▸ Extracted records
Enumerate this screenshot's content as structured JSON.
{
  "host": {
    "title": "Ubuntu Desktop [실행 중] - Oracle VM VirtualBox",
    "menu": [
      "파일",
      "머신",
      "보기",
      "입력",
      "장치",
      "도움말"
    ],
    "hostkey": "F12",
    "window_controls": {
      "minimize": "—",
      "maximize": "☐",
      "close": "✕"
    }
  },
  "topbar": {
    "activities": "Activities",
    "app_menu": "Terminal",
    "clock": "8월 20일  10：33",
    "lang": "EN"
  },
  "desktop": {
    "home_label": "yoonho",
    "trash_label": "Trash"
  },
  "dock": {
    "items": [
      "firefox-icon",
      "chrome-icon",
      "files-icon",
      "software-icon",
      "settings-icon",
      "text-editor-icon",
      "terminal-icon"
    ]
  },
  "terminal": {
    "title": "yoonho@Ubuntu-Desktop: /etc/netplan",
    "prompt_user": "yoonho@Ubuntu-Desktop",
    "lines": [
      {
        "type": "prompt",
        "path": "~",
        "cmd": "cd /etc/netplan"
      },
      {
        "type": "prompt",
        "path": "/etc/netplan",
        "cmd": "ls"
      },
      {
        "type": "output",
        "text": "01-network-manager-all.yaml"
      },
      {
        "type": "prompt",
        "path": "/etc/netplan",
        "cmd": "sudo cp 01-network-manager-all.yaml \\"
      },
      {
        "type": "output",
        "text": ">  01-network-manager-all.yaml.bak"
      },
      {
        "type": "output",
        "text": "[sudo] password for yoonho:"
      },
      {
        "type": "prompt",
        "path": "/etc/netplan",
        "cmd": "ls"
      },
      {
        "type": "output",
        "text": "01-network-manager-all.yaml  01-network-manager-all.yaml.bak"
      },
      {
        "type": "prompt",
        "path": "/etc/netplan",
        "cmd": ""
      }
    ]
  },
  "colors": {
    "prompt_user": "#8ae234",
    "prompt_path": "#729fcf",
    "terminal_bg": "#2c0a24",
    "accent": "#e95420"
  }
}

* * *

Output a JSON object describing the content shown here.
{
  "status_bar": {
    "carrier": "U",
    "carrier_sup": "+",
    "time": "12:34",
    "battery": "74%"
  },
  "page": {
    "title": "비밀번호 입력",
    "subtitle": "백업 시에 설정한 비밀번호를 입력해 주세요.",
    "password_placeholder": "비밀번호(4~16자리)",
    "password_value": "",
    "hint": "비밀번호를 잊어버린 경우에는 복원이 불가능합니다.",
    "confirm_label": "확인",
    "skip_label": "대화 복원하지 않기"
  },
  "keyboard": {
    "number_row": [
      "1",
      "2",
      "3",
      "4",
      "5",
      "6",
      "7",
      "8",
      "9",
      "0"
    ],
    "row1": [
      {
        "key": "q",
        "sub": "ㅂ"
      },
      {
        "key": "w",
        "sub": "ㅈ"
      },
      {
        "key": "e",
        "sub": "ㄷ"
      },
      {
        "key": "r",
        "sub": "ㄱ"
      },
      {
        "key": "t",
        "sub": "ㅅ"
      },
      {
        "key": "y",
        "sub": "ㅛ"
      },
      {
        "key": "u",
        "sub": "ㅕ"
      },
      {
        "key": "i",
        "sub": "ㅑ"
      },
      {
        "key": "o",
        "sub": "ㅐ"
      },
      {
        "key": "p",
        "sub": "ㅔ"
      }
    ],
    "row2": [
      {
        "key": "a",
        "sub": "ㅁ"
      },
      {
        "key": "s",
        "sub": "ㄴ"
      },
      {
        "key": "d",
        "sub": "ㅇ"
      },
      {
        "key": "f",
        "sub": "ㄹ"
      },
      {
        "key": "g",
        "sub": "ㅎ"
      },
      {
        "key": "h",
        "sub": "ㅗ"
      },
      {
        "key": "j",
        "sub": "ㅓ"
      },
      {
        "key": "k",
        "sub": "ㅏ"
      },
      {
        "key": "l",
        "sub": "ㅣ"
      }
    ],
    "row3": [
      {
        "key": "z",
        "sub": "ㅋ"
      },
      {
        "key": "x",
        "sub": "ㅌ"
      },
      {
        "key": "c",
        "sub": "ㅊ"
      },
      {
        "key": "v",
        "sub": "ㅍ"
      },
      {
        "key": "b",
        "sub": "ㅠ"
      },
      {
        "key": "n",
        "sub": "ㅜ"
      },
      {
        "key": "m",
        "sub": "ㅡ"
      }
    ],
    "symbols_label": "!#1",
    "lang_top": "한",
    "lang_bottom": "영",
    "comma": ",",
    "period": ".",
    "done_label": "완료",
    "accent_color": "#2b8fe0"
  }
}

▸ DIRECTIVE
From the listing, copy every line where the string "비밀번호를" appears.

▸ SOLUTION BELOW
    "subtitle": "백업 시에 설정한 비밀번호를 입력해 주세요.",
    "hint": "비밀번호를 잊어버린 경우에는 복원이 불가능합니다.",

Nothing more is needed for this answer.